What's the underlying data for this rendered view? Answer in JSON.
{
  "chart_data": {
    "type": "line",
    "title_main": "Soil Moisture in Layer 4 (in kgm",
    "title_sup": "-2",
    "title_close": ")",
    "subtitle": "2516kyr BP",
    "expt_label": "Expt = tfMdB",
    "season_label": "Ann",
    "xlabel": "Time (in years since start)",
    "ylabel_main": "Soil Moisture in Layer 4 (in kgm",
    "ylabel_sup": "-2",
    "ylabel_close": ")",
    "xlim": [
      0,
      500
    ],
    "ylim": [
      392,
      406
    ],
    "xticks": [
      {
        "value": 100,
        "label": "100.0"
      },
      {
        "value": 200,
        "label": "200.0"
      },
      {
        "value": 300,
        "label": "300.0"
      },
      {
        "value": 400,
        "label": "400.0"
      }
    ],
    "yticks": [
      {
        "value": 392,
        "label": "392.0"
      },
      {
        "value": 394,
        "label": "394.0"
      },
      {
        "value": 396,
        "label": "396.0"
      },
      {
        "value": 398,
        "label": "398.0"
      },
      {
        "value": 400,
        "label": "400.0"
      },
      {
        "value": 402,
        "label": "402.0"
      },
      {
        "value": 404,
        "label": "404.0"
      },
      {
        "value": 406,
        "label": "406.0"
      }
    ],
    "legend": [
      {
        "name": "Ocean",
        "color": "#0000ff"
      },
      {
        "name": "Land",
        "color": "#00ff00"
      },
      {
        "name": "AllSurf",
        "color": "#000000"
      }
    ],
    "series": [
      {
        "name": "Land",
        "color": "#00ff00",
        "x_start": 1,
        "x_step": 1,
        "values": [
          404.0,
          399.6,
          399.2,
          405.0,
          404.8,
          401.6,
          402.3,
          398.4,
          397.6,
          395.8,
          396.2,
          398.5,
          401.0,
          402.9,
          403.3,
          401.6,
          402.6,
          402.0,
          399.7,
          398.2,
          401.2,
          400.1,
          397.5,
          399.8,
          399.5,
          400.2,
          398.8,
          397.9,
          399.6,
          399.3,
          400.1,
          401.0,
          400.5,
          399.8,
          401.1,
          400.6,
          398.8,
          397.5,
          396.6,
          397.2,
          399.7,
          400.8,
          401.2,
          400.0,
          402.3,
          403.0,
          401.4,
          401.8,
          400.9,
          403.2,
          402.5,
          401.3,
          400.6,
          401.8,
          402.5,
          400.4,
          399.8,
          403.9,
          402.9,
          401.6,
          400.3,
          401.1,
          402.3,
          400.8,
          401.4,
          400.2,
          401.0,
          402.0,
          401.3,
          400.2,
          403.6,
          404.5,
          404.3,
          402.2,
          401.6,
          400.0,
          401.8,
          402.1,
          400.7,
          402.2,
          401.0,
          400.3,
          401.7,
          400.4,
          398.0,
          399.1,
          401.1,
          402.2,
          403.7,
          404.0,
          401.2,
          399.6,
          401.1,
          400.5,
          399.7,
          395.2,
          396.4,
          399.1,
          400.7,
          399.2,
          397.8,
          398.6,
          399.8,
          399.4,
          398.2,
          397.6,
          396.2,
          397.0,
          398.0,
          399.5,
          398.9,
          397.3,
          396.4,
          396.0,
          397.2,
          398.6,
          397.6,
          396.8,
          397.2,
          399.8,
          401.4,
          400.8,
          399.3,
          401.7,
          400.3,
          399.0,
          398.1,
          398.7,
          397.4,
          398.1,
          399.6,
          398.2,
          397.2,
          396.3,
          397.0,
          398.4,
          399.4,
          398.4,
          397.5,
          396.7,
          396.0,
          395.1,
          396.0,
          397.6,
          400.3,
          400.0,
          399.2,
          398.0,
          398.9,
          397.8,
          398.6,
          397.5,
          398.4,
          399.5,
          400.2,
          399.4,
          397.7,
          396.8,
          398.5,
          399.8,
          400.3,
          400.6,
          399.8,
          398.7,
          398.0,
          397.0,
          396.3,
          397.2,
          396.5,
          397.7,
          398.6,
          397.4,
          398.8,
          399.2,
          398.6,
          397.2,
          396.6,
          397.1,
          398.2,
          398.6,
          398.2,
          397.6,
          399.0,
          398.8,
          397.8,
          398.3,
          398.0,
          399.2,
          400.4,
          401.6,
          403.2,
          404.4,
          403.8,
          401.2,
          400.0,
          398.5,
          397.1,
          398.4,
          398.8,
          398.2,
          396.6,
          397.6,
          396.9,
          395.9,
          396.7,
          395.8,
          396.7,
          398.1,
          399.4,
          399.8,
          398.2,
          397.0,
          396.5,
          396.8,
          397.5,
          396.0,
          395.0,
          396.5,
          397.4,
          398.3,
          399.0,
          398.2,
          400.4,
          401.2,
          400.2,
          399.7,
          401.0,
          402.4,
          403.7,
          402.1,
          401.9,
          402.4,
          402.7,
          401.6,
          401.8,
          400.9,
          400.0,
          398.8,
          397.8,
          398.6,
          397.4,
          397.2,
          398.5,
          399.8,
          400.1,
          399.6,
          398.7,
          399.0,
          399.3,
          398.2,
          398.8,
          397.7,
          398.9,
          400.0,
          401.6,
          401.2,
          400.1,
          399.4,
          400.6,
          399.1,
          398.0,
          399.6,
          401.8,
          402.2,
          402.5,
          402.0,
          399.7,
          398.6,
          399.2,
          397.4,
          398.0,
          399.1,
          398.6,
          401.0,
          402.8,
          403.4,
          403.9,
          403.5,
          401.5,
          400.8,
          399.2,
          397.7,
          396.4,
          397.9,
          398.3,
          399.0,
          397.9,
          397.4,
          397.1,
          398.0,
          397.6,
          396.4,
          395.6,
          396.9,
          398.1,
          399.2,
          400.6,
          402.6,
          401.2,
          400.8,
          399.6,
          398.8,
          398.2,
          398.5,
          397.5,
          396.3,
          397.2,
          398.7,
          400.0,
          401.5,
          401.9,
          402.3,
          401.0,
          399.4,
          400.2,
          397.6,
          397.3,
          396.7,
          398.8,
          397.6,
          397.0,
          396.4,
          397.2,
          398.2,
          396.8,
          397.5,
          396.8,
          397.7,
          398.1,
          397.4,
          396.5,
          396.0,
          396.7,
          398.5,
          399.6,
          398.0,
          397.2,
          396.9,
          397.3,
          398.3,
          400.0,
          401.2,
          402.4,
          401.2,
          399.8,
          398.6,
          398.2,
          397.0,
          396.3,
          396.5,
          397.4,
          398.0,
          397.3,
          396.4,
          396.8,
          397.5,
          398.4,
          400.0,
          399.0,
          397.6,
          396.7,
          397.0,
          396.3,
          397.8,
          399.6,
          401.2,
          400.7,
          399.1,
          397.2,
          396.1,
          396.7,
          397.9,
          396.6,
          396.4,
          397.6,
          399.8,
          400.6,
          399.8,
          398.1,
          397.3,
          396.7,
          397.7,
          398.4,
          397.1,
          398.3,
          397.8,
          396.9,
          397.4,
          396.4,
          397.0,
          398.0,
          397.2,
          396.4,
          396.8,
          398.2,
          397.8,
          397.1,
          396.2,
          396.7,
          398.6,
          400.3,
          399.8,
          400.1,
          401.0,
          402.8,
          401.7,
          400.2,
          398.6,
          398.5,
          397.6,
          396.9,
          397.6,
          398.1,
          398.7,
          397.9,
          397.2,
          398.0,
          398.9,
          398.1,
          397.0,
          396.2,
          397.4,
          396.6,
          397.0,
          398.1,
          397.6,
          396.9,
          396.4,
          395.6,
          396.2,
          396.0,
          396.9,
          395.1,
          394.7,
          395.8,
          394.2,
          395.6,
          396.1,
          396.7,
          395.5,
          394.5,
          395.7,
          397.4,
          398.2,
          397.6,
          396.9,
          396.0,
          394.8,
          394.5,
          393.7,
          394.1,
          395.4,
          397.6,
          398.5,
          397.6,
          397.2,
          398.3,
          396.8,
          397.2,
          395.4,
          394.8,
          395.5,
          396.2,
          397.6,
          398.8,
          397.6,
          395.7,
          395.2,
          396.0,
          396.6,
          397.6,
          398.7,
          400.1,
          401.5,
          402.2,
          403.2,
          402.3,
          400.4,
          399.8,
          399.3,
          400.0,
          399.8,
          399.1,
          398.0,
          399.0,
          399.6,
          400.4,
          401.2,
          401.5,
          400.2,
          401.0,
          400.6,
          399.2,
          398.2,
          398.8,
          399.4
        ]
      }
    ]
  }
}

* * *

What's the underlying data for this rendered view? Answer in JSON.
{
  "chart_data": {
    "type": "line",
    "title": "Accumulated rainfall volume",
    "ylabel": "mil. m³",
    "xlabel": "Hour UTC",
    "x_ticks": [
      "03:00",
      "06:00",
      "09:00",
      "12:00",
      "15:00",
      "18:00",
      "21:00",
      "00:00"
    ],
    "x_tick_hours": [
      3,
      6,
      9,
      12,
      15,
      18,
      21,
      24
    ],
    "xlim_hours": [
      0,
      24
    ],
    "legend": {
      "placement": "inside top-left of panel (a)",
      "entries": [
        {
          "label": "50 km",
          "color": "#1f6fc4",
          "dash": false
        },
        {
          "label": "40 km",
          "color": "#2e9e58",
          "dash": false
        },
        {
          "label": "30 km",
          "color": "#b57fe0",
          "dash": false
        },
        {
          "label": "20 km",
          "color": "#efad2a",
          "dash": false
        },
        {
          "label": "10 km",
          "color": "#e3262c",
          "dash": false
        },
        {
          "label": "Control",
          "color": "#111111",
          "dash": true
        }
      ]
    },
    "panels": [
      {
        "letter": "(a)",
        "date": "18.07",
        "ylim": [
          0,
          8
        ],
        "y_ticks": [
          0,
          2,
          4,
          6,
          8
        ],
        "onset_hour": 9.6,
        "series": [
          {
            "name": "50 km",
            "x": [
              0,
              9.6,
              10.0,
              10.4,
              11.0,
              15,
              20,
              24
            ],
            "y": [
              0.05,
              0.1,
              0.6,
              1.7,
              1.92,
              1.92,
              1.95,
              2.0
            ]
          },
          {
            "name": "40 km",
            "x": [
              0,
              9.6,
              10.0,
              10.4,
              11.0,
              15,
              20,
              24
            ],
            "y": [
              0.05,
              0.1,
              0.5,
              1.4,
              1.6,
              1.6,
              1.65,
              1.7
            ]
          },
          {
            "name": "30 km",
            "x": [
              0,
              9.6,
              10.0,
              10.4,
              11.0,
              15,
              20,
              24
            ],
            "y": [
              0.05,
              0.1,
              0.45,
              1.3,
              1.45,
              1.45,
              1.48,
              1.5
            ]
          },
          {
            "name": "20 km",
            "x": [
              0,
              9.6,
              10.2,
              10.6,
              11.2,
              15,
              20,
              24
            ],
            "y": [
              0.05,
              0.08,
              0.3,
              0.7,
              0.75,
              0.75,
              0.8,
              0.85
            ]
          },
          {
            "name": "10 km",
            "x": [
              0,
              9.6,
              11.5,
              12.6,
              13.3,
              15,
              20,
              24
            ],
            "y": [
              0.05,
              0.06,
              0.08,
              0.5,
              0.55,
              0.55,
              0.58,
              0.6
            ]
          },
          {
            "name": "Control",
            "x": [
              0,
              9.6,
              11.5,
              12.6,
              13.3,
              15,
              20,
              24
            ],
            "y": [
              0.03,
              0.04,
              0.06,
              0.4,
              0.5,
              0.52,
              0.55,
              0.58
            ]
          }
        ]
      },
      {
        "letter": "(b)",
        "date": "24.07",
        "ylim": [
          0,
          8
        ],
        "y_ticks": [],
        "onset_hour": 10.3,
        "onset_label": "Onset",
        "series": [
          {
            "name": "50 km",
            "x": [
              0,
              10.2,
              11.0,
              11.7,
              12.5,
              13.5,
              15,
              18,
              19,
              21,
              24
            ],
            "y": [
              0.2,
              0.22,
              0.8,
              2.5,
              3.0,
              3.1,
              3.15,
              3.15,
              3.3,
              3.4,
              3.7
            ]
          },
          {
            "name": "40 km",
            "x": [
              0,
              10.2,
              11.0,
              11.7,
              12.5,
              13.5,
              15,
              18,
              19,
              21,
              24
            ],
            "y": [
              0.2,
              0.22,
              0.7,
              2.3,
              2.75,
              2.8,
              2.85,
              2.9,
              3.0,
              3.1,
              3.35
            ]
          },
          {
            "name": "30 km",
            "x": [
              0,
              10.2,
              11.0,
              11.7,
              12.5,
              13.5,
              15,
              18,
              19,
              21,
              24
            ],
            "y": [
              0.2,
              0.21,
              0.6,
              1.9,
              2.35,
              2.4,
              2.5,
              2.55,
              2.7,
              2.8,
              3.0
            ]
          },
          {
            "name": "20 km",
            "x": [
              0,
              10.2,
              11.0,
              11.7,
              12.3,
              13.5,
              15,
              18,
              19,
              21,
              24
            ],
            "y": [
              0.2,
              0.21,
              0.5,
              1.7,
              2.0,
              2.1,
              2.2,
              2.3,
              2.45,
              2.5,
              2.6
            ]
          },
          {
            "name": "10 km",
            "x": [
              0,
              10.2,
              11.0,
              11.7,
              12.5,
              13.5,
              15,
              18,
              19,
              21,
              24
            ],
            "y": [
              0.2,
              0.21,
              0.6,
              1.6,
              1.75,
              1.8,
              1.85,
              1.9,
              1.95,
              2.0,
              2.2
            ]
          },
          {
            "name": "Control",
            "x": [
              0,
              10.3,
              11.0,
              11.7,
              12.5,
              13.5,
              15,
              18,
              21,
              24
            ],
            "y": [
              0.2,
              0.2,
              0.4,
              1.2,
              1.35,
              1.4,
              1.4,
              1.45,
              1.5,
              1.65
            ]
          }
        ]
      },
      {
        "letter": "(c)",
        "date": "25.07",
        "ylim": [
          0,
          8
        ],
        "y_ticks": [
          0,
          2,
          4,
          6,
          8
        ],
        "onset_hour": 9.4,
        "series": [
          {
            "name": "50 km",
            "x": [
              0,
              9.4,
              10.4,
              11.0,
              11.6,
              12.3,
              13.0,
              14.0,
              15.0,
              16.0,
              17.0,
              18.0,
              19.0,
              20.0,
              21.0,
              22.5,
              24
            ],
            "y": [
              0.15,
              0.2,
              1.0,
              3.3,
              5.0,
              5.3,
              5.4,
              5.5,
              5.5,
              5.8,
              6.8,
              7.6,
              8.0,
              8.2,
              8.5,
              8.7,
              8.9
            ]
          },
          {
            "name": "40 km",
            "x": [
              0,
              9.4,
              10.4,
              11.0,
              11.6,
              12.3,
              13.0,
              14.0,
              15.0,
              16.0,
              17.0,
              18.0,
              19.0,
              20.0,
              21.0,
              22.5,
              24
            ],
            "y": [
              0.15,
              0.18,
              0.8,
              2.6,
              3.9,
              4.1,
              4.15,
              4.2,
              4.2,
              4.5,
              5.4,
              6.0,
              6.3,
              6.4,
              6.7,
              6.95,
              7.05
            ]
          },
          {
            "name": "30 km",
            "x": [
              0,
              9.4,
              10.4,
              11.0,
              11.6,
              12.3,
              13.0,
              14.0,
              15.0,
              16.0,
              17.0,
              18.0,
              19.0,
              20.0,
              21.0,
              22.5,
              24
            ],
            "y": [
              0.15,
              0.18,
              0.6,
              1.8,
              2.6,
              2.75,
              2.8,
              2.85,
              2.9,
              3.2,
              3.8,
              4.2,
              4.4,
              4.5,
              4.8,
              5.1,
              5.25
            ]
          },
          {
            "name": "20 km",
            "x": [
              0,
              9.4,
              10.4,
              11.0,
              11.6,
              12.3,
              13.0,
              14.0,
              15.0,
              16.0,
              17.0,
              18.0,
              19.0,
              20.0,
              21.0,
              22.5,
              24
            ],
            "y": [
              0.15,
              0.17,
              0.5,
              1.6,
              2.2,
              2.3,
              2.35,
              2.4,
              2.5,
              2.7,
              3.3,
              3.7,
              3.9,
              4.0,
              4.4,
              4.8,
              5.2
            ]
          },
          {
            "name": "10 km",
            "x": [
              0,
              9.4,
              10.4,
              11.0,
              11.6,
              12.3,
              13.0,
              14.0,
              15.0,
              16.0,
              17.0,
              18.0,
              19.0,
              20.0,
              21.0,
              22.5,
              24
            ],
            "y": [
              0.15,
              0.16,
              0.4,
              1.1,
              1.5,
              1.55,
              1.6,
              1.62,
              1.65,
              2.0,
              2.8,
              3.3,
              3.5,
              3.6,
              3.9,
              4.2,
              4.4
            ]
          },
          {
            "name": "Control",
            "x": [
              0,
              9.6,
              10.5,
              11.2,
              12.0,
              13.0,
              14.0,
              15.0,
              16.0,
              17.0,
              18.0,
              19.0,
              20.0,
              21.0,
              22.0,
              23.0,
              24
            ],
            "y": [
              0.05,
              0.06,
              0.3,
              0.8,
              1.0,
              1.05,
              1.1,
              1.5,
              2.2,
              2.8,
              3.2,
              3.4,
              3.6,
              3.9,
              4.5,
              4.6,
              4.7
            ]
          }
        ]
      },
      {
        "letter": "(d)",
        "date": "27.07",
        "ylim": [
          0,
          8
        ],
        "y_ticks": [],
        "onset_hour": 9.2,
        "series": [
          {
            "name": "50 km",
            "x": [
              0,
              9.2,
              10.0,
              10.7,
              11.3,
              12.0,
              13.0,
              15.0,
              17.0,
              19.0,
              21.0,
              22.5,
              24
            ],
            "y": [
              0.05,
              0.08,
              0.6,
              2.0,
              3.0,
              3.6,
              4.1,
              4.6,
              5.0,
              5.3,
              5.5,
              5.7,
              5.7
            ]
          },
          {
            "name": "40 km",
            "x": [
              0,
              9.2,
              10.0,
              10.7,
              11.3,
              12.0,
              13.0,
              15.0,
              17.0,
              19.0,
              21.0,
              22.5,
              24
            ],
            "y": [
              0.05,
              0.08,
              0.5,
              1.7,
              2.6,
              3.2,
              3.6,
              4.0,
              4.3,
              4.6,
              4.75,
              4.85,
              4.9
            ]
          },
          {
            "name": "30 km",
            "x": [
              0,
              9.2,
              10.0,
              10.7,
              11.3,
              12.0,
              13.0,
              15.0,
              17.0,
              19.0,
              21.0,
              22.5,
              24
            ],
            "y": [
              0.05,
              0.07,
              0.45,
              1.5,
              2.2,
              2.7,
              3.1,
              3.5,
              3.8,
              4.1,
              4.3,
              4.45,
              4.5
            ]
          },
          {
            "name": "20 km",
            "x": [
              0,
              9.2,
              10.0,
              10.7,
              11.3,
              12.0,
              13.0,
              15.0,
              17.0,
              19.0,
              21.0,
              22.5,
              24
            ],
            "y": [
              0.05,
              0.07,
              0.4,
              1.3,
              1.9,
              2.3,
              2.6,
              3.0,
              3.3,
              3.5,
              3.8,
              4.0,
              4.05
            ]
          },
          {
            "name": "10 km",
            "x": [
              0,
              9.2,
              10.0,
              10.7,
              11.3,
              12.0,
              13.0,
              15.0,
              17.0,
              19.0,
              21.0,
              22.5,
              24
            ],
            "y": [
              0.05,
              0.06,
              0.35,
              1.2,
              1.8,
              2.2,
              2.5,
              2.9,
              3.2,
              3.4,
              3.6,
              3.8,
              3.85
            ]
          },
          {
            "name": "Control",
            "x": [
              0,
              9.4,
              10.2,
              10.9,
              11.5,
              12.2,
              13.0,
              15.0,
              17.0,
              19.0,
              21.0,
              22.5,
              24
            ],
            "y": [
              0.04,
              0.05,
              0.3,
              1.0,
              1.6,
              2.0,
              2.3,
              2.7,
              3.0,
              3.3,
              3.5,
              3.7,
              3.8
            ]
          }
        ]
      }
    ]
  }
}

...

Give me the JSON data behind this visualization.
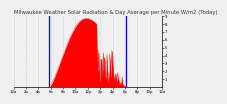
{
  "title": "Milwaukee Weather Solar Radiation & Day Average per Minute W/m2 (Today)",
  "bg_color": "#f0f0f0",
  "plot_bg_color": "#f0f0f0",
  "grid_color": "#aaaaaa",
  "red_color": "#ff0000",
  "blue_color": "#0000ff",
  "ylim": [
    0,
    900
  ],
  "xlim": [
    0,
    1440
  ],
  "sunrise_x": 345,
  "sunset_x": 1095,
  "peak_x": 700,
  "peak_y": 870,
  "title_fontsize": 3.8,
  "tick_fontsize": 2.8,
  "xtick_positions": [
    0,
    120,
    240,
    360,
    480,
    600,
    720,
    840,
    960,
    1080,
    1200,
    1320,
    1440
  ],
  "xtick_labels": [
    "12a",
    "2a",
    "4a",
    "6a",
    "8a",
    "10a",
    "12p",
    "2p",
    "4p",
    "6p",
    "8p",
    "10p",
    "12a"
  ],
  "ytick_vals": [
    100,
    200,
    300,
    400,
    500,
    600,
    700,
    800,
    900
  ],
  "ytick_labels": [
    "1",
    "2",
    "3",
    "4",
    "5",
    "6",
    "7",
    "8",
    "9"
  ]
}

## [Instructions for the task]
Search the entries for the string "xlabel" and collect each line that has it.

## [Output for this exercise]
    "xlabel": "Time (in years since start)",
    "xlabel": "Hour UTC",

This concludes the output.